━━━ Data section

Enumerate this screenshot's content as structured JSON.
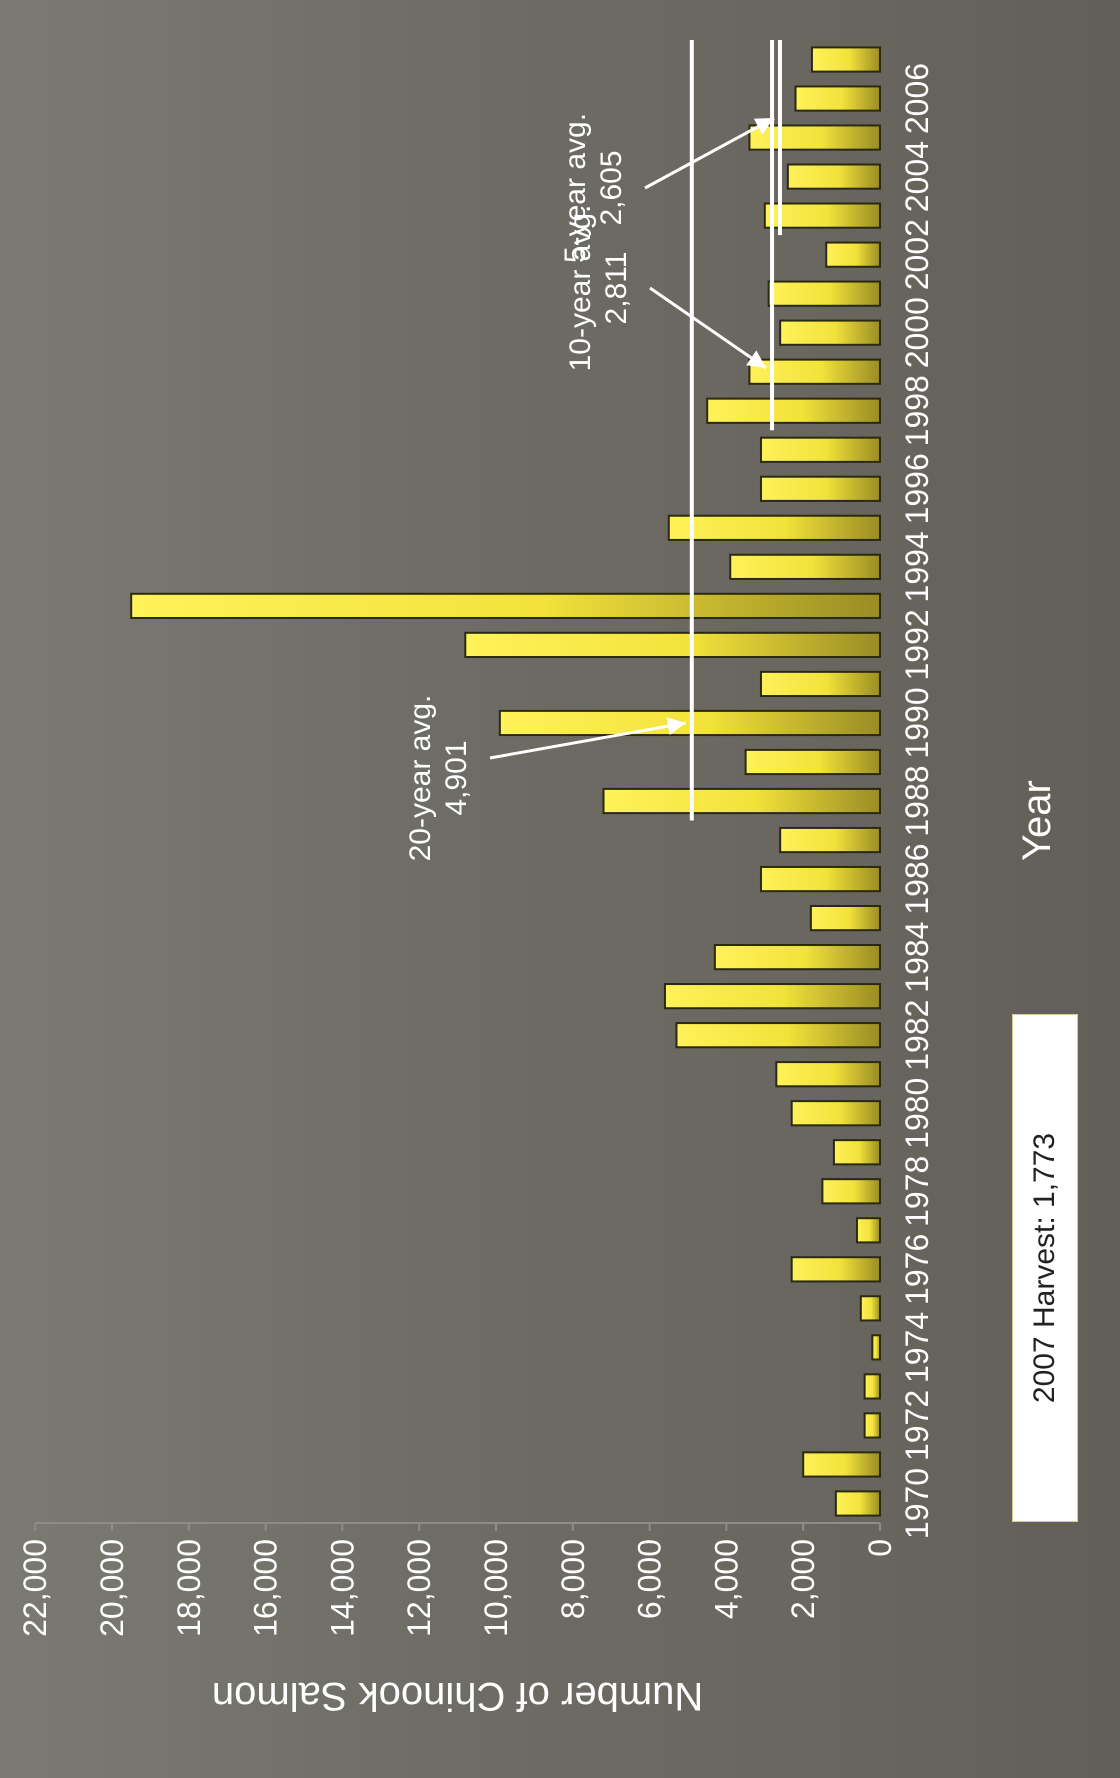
{
  "harvest_box": {
    "text": "2007 Harvest: 1,773"
  },
  "chart_data": {
    "type": "bar",
    "title": "",
    "xlabel": "Year",
    "ylabel": "Number of Chinook Salmon",
    "ylim": [
      0,
      22000
    ],
    "yticks": [
      0,
      2000,
      4000,
      6000,
      8000,
      10000,
      12000,
      14000,
      16000,
      18000,
      20000,
      22000
    ],
    "ytick_labels": [
      "0",
      "2,000",
      "4,000",
      "6,000",
      "8,000",
      "10,000",
      "12,000",
      "14,000",
      "16,000",
      "18,000",
      "20,000",
      "22,000"
    ],
    "categories": [
      1970,
      1971,
      1972,
      1973,
      1974,
      1975,
      1976,
      1977,
      1978,
      1979,
      1980,
      1981,
      1982,
      1983,
      1984,
      1985,
      1986,
      1987,
      1988,
      1989,
      1990,
      1991,
      1992,
      1993,
      1994,
      1995,
      1996,
      1997,
      1998,
      1999,
      2000,
      2001,
      2002,
      2003,
      2004,
      2005,
      2006,
      2007
    ],
    "xtick_labels": [
      "1970",
      "1972",
      "1974",
      "1976",
      "1978",
      "1980",
      "1982",
      "1984",
      "1986",
      "1988",
      "1990",
      "1992",
      "1994",
      "1996",
      "1998",
      "2000",
      "2002",
      "2004",
      "2006"
    ],
    "values": [
      1150,
      2000,
      400,
      400,
      200,
      500,
      2300,
      600,
      1500,
      1200,
      2300,
      2700,
      5300,
      5600,
      4300,
      1800,
      3100,
      2600,
      7200,
      3500,
      9900,
      3100,
      10800,
      19500,
      3900,
      5500,
      3100,
      3100,
      4500,
      3400,
      2600,
      2900,
      1400,
      3000,
      2400,
      3400,
      2200,
      1773
    ],
    "bar_color": "#f2e23a",
    "averages": [
      {
        "label": "20-year avg.",
        "value_text": "4,901",
        "value": 4901,
        "from": 1988,
        "to": 2007
      },
      {
        "label": "10-year avg.",
        "value_text": "2,811",
        "value": 2811,
        "from": 1998,
        "to": 2007
      },
      {
        "label": "5-year avg.",
        "value_text": "2,605",
        "value": 2605,
        "from": 2003,
        "to": 2007
      }
    ],
    "grid": false
  }
}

━━━━━━

Aim ::
Reproduce every entry word for word, but omit the pictures.

Solution below ::
Enumerate this screenshot's content as structured JSON.
{
  "harvest_box": {
    "text": "2007 Harvest: 1,773"
  },
  "chart_data": {
    "type": "bar",
    "title": "",
    "xlabel": "Year",
    "ylabel": "Number of Chinook Salmon",
    "ylim": [
      0,
      22000
    ],
    "yticks": [
      0,
      2000,
      4000,
      6000,
      8000,
      10000,
      12000,
      14000,
      16000,
      18000,
      20000,
      22000
    ],
    "ytick_labels": [
      "0",
      "2,000",
      "4,000",
      "6,000",
      "8,000",
      "10,000",
      "12,000",
      "14,000",
      "16,000",
      "18,000",
      "20,000",
      "22,000"
    ],
    "categories": [
      1970,
      1971,
      1972,
      1973,
      1974,
      1975,
      1976,
      1977,
      1978,
      1979,
      1980,
      1981,
      1982,
      1983,
      1984,
      1985,
      1986,
      1987,
      1988,
      1989,
      1990,
      1991,
      1992,
      1993,
      1994,
      1995,
      1996,
      1997,
      1998,
      1999,
      2000,
      2001,
      2002,
      2003,
      2004,
      2005,
      2006,
      2007
    ],
    "xtick_labels": [
      "1970",
      "1972",
      "1974",
      "1976",
      "1978",
      "1980",
      "1982",
      "1984",
      "1986",
      "1988",
      "1990",
      "1992",
      "1994",
      "1996",
      "1998",
      "2000",
      "2002",
      "2004",
      "2006"
    ],
    "values": [
      1150,
      2000,
      400,
      400,
      200,
      500,
      2300,
      600,
      1500,
      1200,
      2300,
      2700,
      5300,
      5600,
      4300,
      1800,
      3100,
      2600,
      7200,
      3500,
      9900,
      3100,
      10800,
      19500,
      3900,
      5500,
      3100,
      3100,
      4500,
      3400,
      2600,
      2900,
      1400,
      3000,
      2400,
      3400,
      2200,
      1773
    ],
    "bar_color": "#f2e23a",
    "averages": [
      {
        "label": "20-year avg.",
        "value_text": "4,901",
        "value": 4901,
        "from": 1988,
        "to": 2007
      },
      {
        "label": "10-year avg.",
        "value_text": "2,811",
        "value": 2811,
        "from": 1998,
        "to": 2007
      },
      {
        "label": "5-year avg.",
        "value_text": "2,605",
        "value": 2605,
        "from": 2003,
        "to": 2007
      }
    ],
    "grid": false
  }
}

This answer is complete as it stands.